Exercise objective
Reproduce every entry exactly.

Data records
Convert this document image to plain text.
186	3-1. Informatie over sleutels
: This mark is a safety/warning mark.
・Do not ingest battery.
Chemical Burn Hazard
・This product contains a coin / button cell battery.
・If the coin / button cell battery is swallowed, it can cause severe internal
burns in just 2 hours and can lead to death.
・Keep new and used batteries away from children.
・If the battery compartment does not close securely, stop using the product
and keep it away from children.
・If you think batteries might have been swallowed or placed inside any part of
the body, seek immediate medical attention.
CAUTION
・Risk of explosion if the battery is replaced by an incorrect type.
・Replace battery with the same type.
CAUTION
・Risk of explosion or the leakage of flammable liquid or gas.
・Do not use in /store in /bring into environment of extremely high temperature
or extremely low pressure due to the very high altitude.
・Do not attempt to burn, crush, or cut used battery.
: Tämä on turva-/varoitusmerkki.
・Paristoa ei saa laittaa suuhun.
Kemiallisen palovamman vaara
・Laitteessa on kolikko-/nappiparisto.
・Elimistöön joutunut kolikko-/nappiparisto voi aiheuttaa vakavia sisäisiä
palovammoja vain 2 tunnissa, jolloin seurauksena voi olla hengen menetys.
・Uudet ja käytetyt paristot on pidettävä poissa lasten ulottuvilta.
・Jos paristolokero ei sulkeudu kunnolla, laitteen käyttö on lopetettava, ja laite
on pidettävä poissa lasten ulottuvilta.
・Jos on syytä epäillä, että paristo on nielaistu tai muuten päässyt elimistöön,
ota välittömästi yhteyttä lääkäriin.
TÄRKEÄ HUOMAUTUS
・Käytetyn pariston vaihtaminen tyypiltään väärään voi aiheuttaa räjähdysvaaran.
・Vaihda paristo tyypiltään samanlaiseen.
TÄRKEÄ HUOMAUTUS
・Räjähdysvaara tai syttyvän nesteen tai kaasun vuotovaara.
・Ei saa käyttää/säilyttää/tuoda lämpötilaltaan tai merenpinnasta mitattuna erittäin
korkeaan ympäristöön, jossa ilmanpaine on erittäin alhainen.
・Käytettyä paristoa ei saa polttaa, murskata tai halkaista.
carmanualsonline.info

Expected answer
Convert this document image to plain text.
186	3-1. Informatie over sleutels
: This mark is a safety/warning mark.
・Do not ingest battery.
Chemical Burn Hazard
・This product contains a coin / button cell battery.
・If the coin / button cell battery is swallowed, it can cause severe internal
burns in just 2 hours and can lead to death.
・Keep new and used batteries away from children.
・If the battery compartment does not close securely, stop using the product
and keep it away from children.
・If you think batteries might have been swallowed or placed inside any part of
the body, seek immediate medical attention.
CAUTION
・Risk of explosion if the battery is replaced by an incorrect type.
・Replace battery with the same type.
CAUTION
・Risk of explosion or the leakage of flammable liquid or gas.
・Do not use in /store in /bring into environment of extremely high temperature
or extremely low pressure due to the very high altitude.
・Do not attempt to burn, crush, or cut used battery.
: Tämä on turva-/varoitusmerkki.
・Paristoa ei saa laittaa suuhun.
Kemiallisen palovamman vaara
・Laitteessa on kolikko-/nappiparisto.
・Elimistöön joutunut kolikko-/nappiparisto voi aiheuttaa vakavia sisäisiä
palovammoja vain 2 tunnissa, jolloin seurauksena voi olla hengen menetys.
・Uudet ja käytetyt paristot on pidettävä poissa lasten ulottuvilta.
・Jos paristolokero ei sulkeudu kunnolla, laitteen käyttö on lopetettava, ja laite
on pidettävä poissa lasten ulottuvilta.
・Jos on syytä epäillä, että paristo on nielaistu tai muuten päässyt elimistöön,
ota välittömästi yhteyttä lääkäriin.
TÄRKEÄ HUOMAUTUS
・Käytetyn pariston vaihtaminen tyypiltään väärään voi aiheuttaa räjähdysvaaran.
・Vaihda paristo tyypiltään samanlaiseen.
TÄRKEÄ HUOMAUTUS
・Räjähdysvaara tai syttyvän nesteen tai kaasun vuotovaara.
・Ei saa käyttää/säilyttää/tuoda lämpötilaltaan tai merenpinnasta mitattuna erittäin
korkeaan ympäristöön, jossa ilmanpaine on erittäin alhainen.
・Käytettyä paristoa ei saa polttaa, murskata tai halkaista.
carmanualsonline.info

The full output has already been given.